GIVEN INFORMATION ▸
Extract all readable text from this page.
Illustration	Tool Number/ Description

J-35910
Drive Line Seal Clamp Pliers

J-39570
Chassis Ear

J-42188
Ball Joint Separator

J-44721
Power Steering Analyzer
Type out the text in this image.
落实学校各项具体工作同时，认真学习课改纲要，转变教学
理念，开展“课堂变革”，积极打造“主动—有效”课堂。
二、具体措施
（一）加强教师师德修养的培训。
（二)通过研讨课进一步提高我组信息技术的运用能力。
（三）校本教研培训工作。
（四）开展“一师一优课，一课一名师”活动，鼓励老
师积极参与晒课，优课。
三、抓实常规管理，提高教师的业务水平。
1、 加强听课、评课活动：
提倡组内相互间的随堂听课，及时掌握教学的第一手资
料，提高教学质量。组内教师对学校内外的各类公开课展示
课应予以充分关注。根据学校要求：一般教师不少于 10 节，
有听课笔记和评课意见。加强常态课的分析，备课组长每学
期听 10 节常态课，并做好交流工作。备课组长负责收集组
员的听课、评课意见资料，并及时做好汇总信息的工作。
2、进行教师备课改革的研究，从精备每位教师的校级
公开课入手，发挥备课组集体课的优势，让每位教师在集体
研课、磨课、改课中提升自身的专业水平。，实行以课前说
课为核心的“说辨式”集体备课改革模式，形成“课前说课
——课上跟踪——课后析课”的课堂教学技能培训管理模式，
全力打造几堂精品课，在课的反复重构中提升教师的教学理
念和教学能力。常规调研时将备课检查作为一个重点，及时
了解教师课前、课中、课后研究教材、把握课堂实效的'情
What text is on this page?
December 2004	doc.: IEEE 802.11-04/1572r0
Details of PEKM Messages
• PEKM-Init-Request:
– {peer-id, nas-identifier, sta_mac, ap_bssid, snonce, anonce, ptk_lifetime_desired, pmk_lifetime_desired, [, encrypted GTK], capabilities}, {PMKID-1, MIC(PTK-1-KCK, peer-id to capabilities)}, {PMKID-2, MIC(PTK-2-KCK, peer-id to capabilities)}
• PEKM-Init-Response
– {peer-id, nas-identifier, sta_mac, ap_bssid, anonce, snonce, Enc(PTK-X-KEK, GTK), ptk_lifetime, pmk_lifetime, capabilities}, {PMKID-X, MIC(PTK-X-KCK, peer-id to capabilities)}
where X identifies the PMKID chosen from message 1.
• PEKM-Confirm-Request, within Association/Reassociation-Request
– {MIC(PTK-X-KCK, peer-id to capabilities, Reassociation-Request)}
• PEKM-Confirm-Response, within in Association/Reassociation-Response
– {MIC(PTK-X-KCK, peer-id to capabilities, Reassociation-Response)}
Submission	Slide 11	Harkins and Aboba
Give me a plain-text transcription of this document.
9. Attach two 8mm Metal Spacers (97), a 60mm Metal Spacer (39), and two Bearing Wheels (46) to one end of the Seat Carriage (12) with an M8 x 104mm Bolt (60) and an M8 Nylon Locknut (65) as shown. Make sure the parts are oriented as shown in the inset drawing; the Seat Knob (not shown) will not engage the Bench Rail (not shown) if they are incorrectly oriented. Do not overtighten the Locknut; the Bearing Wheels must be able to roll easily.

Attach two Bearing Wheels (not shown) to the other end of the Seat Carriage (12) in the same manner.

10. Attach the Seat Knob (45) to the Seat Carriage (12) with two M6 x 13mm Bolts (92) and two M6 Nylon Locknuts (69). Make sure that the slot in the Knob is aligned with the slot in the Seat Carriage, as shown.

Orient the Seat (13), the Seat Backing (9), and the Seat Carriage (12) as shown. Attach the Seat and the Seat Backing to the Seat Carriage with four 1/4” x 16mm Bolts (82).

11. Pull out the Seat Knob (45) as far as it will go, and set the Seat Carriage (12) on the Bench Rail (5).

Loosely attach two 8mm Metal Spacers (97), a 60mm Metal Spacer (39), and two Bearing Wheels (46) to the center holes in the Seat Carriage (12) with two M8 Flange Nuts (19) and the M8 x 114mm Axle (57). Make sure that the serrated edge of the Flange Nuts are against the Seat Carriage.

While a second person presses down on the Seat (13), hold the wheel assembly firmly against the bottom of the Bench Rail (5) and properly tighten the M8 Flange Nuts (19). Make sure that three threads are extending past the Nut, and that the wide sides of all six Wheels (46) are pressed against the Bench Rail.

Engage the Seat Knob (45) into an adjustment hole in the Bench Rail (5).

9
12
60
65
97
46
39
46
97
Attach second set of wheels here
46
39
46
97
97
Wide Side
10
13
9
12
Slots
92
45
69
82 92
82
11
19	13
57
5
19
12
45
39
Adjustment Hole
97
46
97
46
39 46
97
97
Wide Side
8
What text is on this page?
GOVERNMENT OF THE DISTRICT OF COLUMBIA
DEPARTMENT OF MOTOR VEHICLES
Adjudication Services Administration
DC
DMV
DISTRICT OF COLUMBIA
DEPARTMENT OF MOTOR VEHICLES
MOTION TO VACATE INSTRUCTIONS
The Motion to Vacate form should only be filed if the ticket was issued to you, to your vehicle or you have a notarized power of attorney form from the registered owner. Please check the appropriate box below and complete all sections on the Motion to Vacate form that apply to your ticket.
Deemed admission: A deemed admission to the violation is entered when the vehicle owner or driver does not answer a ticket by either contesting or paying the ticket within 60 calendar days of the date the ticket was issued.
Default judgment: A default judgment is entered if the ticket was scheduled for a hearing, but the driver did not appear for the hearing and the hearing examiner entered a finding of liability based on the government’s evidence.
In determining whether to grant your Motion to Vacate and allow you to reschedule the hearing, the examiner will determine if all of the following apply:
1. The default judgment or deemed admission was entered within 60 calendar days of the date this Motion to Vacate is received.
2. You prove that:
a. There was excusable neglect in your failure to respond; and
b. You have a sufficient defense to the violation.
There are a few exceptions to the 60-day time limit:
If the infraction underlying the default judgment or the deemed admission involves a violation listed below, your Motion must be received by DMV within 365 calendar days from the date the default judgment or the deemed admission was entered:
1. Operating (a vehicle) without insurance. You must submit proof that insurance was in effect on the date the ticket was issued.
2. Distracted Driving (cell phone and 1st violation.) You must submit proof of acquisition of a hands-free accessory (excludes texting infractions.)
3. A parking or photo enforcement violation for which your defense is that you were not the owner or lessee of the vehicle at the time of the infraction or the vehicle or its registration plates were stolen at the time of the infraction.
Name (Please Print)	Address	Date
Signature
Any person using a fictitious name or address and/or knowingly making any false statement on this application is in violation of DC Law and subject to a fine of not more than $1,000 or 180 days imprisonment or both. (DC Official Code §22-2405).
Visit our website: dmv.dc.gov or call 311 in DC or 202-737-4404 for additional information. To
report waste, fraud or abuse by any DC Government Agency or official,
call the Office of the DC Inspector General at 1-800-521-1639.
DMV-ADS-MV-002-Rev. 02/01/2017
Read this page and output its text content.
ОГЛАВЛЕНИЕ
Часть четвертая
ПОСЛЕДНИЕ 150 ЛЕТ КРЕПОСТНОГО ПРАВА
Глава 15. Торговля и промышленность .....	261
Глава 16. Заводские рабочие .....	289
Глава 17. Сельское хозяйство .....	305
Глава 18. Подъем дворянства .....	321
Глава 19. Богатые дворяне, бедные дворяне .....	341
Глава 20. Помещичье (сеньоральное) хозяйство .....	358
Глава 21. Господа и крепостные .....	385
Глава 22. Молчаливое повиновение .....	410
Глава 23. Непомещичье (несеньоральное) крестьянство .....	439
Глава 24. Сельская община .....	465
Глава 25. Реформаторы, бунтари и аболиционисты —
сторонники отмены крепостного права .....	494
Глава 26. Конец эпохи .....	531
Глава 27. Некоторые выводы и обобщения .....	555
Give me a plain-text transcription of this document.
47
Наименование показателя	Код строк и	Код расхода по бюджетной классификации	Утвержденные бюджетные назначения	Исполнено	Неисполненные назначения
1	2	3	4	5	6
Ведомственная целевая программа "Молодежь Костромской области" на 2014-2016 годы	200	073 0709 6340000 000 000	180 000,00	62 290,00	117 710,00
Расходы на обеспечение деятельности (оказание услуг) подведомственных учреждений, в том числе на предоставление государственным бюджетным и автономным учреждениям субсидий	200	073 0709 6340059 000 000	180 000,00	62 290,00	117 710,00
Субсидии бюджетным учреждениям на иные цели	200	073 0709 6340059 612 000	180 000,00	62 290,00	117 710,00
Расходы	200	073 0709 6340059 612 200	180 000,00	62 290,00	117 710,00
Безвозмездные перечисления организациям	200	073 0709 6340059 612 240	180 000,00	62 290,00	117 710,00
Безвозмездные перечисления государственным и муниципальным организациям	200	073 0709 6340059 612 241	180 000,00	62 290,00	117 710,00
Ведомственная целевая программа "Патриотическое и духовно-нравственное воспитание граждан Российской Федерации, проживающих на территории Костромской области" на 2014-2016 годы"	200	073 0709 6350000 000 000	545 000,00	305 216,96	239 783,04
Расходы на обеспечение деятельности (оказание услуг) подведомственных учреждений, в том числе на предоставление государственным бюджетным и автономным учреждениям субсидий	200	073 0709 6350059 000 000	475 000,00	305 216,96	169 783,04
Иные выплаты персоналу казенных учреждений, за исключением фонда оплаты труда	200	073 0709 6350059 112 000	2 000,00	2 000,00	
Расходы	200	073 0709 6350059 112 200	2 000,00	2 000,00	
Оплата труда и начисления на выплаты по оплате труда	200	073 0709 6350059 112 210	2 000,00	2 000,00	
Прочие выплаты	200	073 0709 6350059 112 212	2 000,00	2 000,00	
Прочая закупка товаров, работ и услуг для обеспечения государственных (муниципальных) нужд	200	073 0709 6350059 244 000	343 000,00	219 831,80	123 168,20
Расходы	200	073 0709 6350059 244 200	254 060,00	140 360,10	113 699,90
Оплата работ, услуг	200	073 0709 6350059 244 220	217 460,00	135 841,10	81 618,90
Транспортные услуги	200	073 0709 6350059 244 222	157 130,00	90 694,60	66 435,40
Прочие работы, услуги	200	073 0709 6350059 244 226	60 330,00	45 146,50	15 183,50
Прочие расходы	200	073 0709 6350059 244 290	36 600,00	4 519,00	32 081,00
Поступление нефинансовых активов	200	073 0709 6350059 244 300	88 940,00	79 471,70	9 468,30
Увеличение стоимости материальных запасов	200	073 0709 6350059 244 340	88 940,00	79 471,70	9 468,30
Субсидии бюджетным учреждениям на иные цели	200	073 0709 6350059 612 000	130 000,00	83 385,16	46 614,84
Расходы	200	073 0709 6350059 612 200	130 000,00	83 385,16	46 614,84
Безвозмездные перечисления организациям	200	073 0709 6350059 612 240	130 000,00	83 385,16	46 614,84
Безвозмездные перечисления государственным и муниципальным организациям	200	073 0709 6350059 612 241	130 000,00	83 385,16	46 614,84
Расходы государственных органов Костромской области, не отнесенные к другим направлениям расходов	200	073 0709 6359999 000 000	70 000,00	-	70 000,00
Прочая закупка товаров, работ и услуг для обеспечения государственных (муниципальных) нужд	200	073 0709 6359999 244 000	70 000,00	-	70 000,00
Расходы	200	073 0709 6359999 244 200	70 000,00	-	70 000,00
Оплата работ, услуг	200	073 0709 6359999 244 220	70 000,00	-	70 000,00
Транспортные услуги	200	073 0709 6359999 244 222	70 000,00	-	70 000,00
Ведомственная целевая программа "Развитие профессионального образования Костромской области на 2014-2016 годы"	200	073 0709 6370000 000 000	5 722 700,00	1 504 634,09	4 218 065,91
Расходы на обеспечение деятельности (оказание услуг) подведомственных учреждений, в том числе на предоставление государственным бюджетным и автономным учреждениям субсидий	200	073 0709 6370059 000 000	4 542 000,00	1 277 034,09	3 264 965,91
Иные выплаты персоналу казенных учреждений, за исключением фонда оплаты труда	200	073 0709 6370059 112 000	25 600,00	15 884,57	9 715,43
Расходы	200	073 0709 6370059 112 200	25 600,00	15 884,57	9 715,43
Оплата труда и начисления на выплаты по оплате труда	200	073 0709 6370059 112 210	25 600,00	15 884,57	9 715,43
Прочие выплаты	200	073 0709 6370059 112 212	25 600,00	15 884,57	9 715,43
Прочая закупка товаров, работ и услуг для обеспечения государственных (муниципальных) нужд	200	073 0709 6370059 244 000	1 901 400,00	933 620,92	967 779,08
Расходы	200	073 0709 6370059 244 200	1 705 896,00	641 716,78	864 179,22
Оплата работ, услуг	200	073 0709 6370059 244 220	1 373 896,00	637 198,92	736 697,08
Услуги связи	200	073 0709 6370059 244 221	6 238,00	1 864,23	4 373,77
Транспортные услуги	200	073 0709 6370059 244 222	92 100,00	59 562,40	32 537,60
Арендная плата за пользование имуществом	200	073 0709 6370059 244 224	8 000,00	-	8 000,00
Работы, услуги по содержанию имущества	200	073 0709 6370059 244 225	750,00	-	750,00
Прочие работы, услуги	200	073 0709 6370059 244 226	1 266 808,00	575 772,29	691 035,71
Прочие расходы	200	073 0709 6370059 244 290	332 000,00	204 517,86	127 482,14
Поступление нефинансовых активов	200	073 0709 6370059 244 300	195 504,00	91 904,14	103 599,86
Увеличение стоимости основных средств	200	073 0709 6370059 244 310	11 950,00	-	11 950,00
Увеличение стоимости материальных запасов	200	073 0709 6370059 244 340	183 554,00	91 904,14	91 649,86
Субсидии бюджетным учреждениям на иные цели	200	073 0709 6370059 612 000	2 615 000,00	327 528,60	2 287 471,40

GIVEN REQUEST ▸
In the records above, find each line holding "examiner" and copy it.

EXERCISE OUTPUT ▸
Default judgment: A default judgment is entered if the ticket was scheduled for a hearing, but the driver did not appear for the hearing and the hearing examiner entered a finding of liability based on the government’s evidence.
In determining whether to grant your Motion to Vacate and allow you to reschedule the hearing, the examiner will determine if all of the following apply:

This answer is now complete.